▸ **Stated goal**
Pick out all lines of the entries that include the word "income" and copy them.

━━━ Supplied records

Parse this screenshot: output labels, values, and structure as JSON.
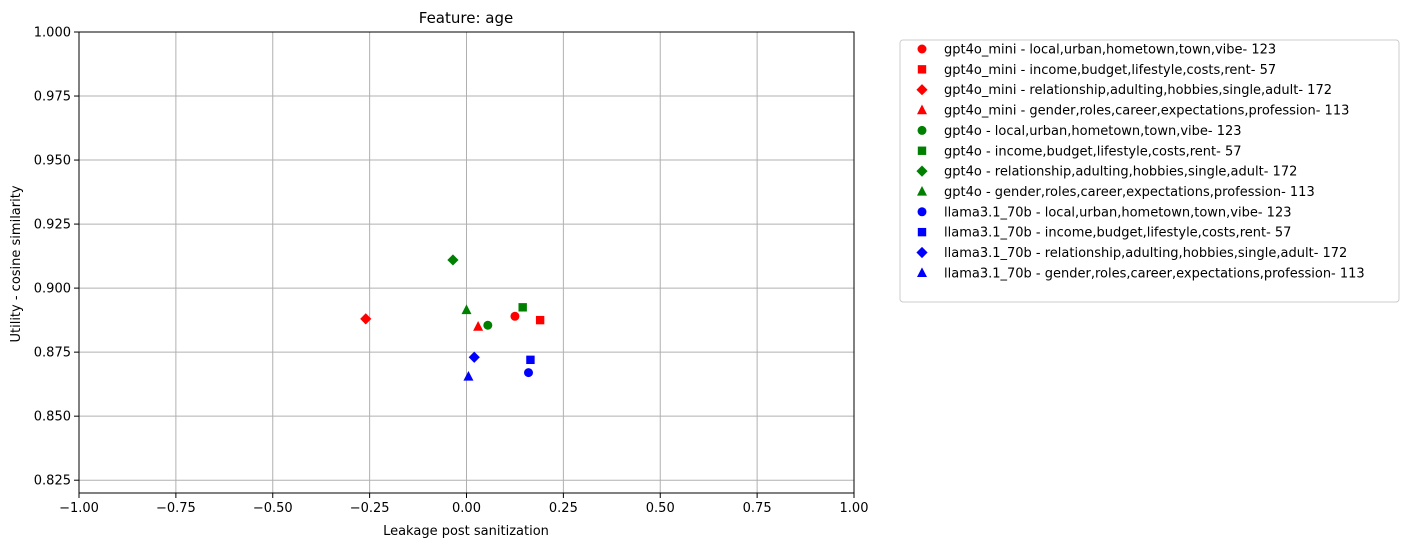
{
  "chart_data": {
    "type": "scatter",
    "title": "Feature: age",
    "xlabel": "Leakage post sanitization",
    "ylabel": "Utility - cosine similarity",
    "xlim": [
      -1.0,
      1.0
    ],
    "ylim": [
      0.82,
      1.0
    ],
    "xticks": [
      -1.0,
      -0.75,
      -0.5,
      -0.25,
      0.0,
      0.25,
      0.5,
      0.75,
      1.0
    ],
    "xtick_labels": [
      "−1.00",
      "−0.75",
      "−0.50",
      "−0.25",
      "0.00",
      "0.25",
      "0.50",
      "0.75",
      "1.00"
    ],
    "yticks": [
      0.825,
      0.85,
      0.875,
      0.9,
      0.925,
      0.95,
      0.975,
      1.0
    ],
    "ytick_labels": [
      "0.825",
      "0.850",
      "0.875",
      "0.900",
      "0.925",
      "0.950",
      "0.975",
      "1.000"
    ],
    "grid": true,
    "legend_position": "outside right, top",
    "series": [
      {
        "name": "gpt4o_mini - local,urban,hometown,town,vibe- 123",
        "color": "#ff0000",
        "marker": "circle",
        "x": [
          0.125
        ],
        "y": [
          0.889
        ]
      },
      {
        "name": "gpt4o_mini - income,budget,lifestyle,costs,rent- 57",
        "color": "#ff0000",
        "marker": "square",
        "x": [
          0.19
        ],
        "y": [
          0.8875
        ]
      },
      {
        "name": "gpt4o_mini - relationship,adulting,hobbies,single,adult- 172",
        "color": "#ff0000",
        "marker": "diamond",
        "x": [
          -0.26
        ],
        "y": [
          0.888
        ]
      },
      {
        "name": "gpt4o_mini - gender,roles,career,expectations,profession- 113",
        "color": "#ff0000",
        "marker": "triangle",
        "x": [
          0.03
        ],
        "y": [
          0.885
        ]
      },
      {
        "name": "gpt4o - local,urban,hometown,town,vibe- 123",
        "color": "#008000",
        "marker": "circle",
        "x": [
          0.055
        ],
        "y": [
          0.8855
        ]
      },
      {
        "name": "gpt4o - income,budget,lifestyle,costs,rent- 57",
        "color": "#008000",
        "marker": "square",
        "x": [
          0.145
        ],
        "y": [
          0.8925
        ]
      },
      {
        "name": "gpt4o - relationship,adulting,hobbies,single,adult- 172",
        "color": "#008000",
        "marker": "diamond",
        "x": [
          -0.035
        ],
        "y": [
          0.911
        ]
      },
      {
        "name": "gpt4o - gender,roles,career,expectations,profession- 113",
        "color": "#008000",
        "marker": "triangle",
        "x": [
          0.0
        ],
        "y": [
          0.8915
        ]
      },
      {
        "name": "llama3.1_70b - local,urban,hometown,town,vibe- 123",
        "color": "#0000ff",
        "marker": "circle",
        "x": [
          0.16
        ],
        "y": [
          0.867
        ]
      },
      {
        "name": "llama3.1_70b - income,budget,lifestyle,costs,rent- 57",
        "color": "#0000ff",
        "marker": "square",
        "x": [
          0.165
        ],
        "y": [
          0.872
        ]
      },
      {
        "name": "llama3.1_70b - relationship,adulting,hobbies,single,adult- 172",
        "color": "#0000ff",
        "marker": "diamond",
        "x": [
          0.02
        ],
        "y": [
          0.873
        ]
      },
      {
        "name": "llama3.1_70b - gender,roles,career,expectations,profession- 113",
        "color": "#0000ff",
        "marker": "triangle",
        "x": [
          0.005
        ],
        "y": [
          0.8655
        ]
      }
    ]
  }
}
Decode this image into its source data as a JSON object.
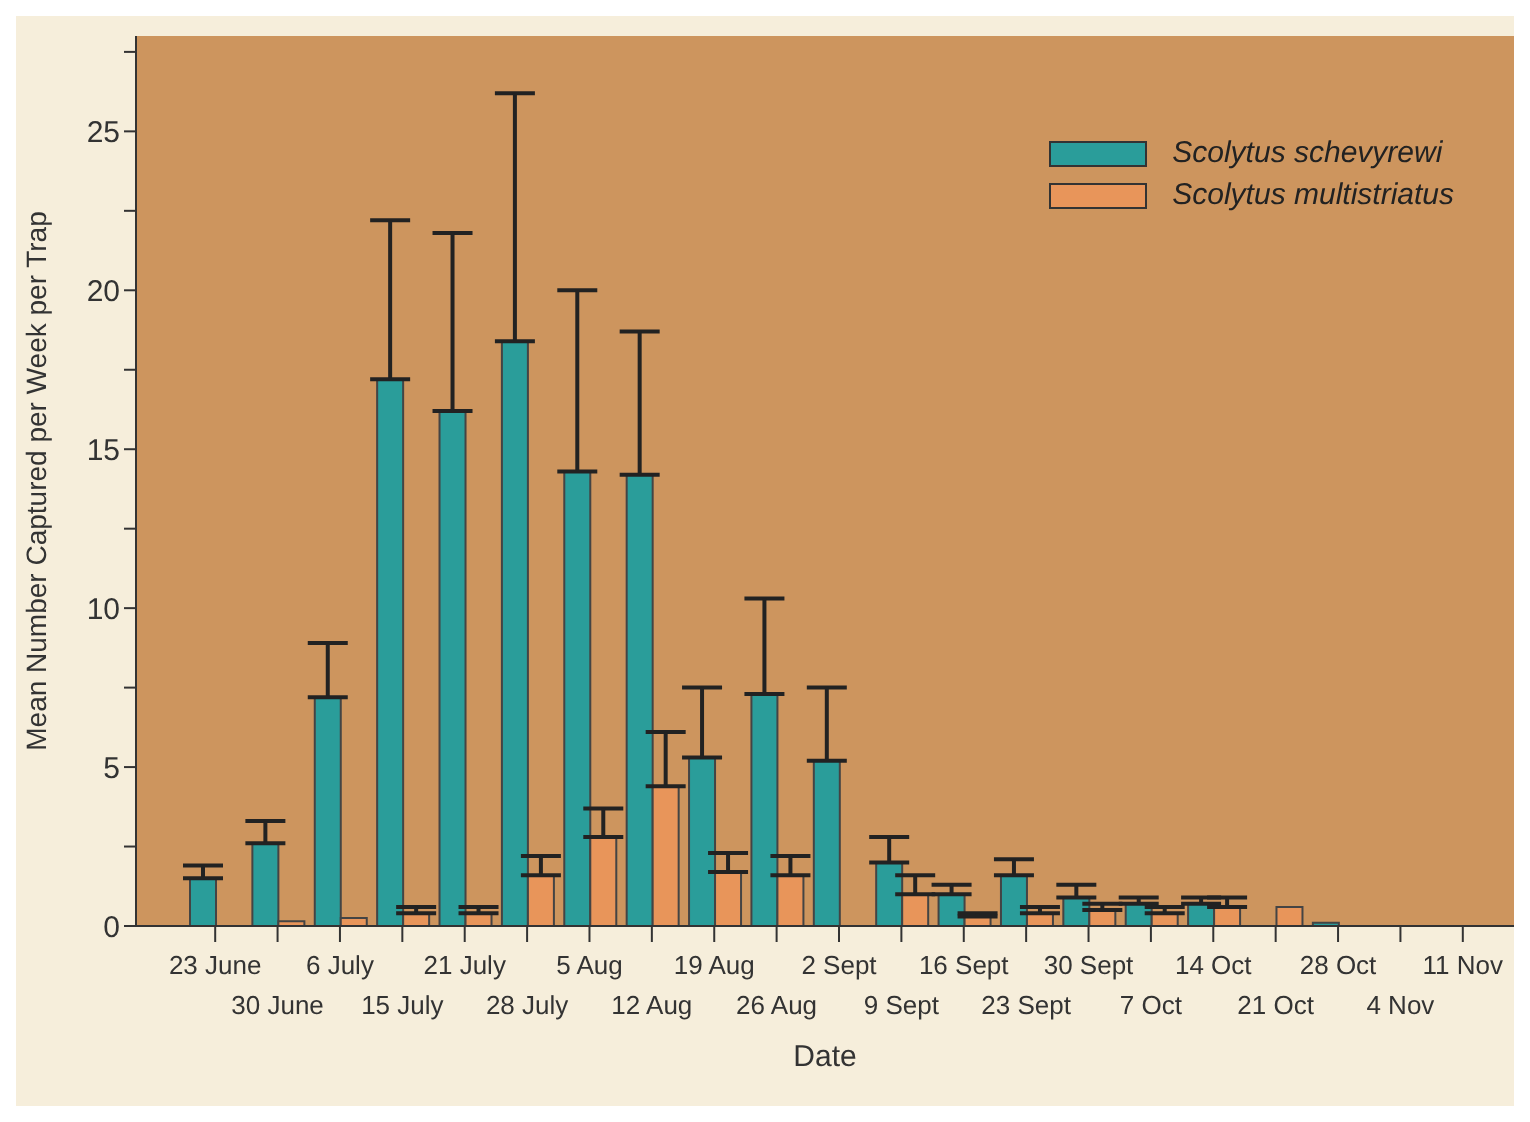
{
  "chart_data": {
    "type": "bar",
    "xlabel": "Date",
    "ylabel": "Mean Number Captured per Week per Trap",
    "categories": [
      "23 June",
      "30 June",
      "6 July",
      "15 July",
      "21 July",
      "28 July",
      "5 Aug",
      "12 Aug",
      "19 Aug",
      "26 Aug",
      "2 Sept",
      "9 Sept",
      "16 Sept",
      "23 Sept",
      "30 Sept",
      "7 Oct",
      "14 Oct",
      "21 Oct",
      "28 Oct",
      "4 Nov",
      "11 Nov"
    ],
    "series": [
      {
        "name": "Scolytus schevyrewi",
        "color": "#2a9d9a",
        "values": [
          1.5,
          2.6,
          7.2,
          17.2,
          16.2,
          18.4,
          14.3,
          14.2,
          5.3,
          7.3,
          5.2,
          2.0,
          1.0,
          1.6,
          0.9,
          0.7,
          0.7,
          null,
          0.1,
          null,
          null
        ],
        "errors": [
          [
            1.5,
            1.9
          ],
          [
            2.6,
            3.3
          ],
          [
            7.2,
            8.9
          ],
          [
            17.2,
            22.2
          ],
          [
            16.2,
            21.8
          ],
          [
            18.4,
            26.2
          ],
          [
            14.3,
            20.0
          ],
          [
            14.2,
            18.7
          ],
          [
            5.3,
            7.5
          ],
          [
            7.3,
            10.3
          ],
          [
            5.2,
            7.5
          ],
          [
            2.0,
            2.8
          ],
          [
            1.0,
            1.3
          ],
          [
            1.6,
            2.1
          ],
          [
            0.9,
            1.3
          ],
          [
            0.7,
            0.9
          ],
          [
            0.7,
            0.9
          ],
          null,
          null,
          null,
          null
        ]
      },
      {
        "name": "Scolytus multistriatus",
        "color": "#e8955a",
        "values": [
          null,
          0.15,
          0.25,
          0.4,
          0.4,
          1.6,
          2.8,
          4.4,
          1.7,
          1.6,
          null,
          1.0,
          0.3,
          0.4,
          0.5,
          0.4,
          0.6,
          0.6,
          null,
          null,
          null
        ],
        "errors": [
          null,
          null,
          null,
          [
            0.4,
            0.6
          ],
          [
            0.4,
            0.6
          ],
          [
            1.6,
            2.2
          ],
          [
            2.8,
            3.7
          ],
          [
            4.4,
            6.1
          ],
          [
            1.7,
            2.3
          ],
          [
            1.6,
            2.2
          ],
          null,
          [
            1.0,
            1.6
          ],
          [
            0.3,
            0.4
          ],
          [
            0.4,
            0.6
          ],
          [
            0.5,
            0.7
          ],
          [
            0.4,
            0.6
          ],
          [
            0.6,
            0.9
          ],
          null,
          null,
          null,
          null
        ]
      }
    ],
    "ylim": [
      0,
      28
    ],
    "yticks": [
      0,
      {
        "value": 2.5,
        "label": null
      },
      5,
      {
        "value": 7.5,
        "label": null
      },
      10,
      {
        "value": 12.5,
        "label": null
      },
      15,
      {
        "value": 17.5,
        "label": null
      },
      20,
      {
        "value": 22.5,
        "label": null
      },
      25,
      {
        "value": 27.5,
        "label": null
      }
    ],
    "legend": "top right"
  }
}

━━━━━━

▸ **The output**
        "name": "gpt4o_mini - income,budget,lifestyle,costs,rent- 57",
        "name": "gpt4o - income,budget,lifestyle,costs,rent- 57",
        "name": "llama3.1_70b - income,budget,lifestyle,costs,rent- 57",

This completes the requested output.